* _Directive_: Can the data below be set down again exactly, line for line?

* _Record excerpts_:
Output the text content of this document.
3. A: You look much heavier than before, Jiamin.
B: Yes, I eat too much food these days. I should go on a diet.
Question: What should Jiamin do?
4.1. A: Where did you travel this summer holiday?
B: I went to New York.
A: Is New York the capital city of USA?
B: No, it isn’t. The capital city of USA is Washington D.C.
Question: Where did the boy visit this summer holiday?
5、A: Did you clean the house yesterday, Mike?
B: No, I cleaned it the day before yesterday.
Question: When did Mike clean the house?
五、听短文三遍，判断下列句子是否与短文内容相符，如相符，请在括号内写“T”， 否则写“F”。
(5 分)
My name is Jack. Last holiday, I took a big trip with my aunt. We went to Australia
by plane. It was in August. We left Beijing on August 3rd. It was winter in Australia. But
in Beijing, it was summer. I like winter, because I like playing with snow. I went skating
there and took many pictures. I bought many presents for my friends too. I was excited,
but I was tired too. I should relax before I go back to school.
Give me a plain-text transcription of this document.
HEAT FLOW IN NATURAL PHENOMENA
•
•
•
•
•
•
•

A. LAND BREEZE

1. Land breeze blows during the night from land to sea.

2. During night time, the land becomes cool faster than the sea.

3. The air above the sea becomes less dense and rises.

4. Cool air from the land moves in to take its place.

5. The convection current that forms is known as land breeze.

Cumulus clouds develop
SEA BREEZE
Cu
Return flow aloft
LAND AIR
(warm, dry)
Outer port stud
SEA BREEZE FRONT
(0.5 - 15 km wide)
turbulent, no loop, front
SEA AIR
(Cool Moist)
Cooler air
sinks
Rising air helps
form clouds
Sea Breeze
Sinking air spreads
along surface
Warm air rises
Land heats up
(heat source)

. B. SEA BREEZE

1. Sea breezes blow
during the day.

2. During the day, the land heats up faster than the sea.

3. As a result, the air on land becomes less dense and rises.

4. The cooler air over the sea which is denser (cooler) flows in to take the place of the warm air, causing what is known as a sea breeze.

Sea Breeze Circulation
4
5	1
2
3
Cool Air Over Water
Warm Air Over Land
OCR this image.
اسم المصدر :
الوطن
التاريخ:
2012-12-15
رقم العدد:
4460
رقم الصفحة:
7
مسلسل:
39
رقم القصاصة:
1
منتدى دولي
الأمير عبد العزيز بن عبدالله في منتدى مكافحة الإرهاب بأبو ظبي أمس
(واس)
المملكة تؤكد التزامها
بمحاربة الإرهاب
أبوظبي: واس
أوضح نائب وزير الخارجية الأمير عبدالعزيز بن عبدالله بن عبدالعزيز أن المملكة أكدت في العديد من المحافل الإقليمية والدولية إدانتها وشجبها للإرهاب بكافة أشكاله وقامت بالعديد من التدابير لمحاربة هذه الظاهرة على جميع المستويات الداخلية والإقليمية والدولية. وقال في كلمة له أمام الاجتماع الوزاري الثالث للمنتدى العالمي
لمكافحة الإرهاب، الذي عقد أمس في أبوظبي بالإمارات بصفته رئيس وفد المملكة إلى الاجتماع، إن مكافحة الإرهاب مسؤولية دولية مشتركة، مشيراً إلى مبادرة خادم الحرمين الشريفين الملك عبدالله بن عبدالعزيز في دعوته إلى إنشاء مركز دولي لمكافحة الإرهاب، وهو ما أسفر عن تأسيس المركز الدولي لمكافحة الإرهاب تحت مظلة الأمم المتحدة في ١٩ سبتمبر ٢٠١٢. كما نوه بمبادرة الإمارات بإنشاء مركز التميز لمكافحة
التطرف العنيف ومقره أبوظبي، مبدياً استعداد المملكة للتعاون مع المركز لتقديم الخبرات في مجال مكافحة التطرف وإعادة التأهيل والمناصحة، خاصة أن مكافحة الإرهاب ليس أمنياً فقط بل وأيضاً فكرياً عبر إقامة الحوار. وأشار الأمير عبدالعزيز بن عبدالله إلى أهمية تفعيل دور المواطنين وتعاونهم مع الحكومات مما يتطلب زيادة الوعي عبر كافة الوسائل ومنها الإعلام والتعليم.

* _Task output_:
Output the text content of this document.
3. A: You look much heavier than before, Jiamin.
B: Yes, I eat too much food these days. I should go on a diet.
Question: What should Jiamin do?
4.1. A: Where did you travel this summer holiday?
B: I went to New York.
A: Is New York the capital city of USA?
B: No, it isn’t. The capital city of USA is Washington D.C.
Question: Where did the boy visit this summer holiday?
5、A: Did you clean the house yesterday, Mike?
B: No, I cleaned it the day before yesterday.
Question: When did Mike clean the house?
五、听短文三遍，判断下列句子是否与短文内容相符，如相符，请在括号内写“T”， 否则写“F”。
(5 分)
My name is Jack. Last holiday, I took a big trip with my aunt. We went to Australia
by plane. It was in August. We left Beijing on August 3rd. It was winter in Australia. But
in Beijing, it was summer. I like winter, because I like playing with snow. I went skating
there and took many pictures. I bought many presents for my friends too. I was excited,
but I was tired too. I should relax before I go back to school.
Give me a plain-text transcription of this document.
HEAT FLOW IN NATURAL PHENOMENA
•
•
•
•
•
•
•

A. LAND BREEZE

1. Land breeze blows during the night from land to sea.

2. During night time, the land becomes cool faster than the sea.

3. The air above the sea becomes less dense and rises.

4. Cool air from the land moves in to take its place.

5. The convection current that forms is known as land breeze.

Cumulus clouds develop
SEA BREEZE
Cu
Return flow aloft
LAND AIR
(warm, dry)
Outer port stud
SEA BREEZE FRONT
(0.5 - 15 km wide)
turbulent, no loop, front
SEA AIR
(Cool Moist)
Cooler air
sinks
Rising air helps
form clouds
Sea Breeze
Sinking air spreads
along surface
Warm air rises
Land heats up
(heat source)

. B. SEA BREEZE

1. Sea breezes blow
during the day.

2. During the day, the land heats up faster than the sea.

3. As a result, the air on land becomes less dense and rises.

4. The cooler air over the sea which is denser (cooler) flows in to take the place of the warm air, causing what is known as a sea breeze.

Sea Breeze Circulation
4
5	1
2
3
Cool Air Over Water
Warm Air Over Land
OCR this image.
اسم المصدر :
الوطن
التاريخ:
2012-12-15
رقم العدد:
4460
رقم الصفحة:
7
مسلسل:
39
رقم القصاصة:
1
منتدى دولي
الأمير عبد العزيز بن عبدالله في منتدى مكافحة الإرهاب بأبو ظبي أمس
(واس)
المملكة تؤكد التزامها
بمحاربة الإرهاب
أبوظبي: واس
أوضح نائب وزير الخارجية الأمير عبدالعزيز بن عبدالله بن عبدالعزيز أن المملكة أكدت في العديد من المحافل الإقليمية والدولية إدانتها وشجبها للإرهاب بكافة أشكاله وقامت بالعديد من التدابير لمحاربة هذه الظاهرة على جميع المستويات الداخلية والإقليمية والدولية. وقال في كلمة له أمام الاجتماع الوزاري الثالث للمنتدى العالمي
لمكافحة الإرهاب، الذي عقد أمس في أبوظبي بالإمارات بصفته رئيس وفد المملكة إلى الاجتماع، إن مكافحة الإرهاب مسؤولية دولية مشتركة، مشيراً إلى مبادرة خادم الحرمين الشريفين الملك عبدالله بن عبدالعزيز في دعوته إلى إنشاء مركز دولي لمكافحة الإرهاب، وهو ما أسفر عن تأسيس المركز الدولي لمكافحة الإرهاب تحت مظلة الأمم المتحدة في ١٩ سبتمبر ٢٠١٢. كما نوه بمبادرة الإمارات بإنشاء مركز التميز لمكافحة
التطرف العنيف ومقره أبوظبي، مبدياً استعداد المملكة للتعاون مع المركز لتقديم الخبرات في مجال مكافحة التطرف وإعادة التأهيل والمناصحة، خاصة أن مكافحة الإرهاب ليس أمنياً فقط بل وأيضاً فكرياً عبر إقامة الحوار. وأشار الأمير عبدالعزيز بن عبدالله إلى أهمية تفعيل دور المواطنين وتعاونهم مع الحكومات مما يتطلب زيادة الوعي عبر كافة الوسائل ومنها الإعلام والتعليم.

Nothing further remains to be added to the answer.